╭─ RECORDS FOR THE EXERCISE
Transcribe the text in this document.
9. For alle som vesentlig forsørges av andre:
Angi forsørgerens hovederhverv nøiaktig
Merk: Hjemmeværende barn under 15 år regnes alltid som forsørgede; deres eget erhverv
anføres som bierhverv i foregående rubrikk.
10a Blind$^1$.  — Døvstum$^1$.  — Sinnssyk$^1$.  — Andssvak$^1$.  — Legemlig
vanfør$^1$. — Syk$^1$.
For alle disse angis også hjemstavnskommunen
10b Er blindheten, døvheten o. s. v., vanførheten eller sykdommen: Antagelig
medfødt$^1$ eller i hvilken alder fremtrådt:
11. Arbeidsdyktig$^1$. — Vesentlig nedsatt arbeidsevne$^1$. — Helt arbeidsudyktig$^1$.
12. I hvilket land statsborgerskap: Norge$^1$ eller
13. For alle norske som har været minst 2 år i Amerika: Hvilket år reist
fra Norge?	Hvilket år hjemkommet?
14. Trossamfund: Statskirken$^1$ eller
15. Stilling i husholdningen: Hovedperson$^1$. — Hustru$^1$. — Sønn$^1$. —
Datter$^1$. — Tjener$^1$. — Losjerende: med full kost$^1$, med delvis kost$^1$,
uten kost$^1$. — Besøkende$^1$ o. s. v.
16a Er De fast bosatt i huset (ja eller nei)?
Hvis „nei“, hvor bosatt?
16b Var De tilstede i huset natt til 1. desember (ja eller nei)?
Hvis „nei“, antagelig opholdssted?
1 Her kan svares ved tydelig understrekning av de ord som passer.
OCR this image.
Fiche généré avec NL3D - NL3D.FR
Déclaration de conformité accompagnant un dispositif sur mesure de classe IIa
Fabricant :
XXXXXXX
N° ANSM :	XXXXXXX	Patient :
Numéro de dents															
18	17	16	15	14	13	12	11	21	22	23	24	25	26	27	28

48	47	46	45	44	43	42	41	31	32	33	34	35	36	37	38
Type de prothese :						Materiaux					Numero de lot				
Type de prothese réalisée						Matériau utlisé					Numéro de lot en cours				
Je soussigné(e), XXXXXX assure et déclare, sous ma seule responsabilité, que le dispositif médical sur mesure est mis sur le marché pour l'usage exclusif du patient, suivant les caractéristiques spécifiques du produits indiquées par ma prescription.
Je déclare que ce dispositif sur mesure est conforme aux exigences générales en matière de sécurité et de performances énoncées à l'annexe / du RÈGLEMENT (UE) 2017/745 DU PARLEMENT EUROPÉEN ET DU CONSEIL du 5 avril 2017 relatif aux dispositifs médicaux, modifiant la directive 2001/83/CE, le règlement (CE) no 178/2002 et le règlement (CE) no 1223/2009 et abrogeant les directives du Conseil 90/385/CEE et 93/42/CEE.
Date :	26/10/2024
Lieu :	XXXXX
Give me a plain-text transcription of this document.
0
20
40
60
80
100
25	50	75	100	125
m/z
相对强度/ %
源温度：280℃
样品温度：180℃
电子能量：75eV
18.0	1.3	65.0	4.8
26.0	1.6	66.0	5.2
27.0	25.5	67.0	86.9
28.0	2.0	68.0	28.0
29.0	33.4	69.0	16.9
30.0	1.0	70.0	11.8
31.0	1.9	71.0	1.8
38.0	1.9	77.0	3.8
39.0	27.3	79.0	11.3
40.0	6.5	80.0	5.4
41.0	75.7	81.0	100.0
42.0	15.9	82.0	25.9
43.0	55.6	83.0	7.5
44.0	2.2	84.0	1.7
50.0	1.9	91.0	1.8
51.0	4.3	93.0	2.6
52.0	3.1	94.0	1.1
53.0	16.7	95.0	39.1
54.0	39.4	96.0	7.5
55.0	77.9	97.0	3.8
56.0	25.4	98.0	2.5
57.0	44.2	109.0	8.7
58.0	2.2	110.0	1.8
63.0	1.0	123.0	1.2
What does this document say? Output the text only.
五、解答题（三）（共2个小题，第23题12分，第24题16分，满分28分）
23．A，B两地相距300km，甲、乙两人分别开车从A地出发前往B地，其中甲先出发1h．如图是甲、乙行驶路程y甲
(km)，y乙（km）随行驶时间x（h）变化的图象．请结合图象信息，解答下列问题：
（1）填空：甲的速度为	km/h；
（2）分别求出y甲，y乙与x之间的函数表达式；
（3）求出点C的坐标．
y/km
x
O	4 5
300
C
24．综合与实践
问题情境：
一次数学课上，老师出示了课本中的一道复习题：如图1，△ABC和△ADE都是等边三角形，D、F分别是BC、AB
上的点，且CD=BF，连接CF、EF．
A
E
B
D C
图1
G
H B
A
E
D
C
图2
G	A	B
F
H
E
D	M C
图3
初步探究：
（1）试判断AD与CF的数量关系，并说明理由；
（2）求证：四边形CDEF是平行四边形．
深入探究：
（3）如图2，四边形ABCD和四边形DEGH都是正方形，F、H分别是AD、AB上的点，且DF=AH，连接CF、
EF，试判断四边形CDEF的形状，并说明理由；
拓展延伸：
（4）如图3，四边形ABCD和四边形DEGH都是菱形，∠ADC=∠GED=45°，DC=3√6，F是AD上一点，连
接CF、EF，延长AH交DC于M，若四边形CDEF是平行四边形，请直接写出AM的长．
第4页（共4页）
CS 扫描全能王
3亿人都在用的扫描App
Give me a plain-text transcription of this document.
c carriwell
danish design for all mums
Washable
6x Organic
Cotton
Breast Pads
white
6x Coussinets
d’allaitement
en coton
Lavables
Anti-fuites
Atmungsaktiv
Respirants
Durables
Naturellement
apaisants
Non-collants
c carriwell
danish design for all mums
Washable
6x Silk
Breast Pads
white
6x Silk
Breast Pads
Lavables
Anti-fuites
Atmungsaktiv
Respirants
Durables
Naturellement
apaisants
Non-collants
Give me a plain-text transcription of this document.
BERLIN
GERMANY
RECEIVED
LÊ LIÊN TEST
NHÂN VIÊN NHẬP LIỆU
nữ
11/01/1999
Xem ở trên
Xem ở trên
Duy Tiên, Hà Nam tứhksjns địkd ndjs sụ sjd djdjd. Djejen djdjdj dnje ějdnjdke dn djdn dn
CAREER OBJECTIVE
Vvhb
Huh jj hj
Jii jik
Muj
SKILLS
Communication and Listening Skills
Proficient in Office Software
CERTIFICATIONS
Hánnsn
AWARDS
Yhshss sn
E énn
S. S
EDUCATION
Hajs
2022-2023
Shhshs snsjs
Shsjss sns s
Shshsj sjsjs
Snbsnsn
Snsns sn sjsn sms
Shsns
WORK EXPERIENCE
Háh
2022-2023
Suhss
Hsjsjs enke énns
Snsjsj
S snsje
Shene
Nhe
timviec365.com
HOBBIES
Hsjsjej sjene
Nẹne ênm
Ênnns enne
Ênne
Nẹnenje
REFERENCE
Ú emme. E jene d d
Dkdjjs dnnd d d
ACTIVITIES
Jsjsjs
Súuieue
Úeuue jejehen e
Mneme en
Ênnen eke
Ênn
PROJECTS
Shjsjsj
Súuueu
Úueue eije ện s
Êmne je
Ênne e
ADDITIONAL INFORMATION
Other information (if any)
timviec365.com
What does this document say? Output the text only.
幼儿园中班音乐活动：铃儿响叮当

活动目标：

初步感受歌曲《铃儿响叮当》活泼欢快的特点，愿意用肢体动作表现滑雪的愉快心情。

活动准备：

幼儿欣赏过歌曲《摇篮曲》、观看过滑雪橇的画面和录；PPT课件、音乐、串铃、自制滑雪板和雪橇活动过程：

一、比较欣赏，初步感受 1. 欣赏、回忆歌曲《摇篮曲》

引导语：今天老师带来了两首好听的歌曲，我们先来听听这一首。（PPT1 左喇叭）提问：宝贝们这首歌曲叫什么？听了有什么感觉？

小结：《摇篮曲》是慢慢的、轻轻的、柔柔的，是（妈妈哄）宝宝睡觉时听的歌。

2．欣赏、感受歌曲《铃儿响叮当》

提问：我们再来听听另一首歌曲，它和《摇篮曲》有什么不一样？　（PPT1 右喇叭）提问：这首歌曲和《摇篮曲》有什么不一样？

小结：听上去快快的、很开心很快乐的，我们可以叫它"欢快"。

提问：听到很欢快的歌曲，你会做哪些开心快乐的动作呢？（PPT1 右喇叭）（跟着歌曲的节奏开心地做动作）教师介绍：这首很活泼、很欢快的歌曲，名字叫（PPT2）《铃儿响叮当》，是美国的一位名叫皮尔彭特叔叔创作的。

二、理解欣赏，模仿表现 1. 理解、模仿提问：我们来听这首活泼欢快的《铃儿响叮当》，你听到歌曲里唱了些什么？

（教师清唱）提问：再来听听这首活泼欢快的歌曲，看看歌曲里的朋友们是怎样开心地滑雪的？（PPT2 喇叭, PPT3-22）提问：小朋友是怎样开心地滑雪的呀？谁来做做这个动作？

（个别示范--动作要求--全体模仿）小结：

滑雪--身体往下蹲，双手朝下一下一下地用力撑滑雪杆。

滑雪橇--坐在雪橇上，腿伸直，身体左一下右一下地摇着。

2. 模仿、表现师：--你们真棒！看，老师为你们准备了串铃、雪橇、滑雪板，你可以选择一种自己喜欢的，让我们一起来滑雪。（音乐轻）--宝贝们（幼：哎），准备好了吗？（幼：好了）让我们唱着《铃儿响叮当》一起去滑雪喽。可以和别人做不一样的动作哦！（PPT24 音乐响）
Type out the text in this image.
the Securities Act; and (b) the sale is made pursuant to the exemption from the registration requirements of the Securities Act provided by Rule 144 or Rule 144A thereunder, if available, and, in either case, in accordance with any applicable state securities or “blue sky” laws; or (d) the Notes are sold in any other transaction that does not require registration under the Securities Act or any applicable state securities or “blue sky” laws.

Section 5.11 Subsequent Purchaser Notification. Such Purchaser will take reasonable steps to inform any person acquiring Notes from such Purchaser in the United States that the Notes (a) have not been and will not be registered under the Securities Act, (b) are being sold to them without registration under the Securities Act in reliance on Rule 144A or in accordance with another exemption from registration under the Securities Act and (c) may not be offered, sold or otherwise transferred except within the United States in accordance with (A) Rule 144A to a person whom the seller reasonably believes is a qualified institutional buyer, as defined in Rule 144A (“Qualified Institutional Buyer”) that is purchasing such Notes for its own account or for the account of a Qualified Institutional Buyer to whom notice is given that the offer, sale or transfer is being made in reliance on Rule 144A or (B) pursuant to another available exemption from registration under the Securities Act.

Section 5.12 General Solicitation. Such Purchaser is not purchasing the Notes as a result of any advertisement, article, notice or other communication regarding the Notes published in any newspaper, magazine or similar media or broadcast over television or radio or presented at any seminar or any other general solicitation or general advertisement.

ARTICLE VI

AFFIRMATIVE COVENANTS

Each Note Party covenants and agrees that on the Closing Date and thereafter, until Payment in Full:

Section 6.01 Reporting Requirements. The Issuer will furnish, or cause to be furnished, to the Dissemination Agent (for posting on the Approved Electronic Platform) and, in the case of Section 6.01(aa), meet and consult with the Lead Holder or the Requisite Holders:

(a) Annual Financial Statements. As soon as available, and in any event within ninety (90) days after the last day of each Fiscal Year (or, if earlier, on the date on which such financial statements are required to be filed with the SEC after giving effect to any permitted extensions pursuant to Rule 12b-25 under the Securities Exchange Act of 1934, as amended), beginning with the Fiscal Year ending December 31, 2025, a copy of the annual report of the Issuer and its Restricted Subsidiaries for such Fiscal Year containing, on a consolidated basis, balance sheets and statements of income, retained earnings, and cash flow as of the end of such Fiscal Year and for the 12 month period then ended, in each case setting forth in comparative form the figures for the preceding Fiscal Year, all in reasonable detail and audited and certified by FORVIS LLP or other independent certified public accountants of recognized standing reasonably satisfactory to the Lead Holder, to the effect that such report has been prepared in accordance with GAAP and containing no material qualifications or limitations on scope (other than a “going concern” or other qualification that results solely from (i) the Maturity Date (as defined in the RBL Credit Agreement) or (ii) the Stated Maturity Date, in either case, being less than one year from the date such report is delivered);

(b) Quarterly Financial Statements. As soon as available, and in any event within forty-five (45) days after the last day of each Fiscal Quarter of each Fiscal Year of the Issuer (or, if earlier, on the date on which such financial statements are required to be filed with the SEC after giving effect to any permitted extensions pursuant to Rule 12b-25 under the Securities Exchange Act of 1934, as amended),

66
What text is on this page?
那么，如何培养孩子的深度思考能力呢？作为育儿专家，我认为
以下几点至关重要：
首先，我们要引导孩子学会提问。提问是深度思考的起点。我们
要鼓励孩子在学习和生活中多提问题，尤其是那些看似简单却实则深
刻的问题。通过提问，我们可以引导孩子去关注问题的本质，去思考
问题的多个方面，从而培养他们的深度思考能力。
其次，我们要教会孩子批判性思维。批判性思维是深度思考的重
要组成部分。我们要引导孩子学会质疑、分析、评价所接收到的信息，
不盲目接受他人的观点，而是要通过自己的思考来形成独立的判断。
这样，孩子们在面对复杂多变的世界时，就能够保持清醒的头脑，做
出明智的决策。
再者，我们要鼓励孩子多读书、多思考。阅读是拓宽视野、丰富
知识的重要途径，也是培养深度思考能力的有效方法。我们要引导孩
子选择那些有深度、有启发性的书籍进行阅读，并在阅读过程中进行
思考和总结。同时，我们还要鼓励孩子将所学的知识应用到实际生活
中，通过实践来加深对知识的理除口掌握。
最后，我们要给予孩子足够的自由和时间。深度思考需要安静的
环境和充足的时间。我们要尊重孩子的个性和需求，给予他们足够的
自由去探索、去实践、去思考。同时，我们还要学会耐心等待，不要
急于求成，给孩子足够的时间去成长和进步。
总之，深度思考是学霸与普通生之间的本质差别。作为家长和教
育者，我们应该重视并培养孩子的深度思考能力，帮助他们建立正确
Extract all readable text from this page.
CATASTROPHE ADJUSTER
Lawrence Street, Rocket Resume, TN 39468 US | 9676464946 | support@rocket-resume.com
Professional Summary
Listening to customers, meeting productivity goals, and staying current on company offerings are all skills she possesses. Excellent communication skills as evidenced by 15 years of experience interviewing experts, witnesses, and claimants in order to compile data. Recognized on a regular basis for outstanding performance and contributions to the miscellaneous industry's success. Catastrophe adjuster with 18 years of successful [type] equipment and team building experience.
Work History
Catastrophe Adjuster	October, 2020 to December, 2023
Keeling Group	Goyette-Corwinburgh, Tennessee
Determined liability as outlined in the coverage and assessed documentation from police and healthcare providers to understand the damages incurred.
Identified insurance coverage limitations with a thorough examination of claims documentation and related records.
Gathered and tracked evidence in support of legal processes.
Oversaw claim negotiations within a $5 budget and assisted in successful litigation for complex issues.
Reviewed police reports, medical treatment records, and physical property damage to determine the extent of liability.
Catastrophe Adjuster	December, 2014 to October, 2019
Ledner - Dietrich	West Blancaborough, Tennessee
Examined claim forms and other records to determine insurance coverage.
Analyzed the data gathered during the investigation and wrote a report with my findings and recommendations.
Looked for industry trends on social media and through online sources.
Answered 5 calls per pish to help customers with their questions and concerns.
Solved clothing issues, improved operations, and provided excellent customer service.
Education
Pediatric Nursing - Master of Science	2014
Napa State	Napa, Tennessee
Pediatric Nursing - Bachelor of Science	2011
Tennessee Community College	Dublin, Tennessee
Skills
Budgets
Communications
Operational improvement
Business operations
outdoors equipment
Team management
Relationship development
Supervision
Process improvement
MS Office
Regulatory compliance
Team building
╰─
*EXERCISE*
List the lines of the records where "bosatt" occurs.

*RESULT*
16a Er De fast bosatt i huset (ja eller nei)?
Hvis „nei“, hvor bosatt?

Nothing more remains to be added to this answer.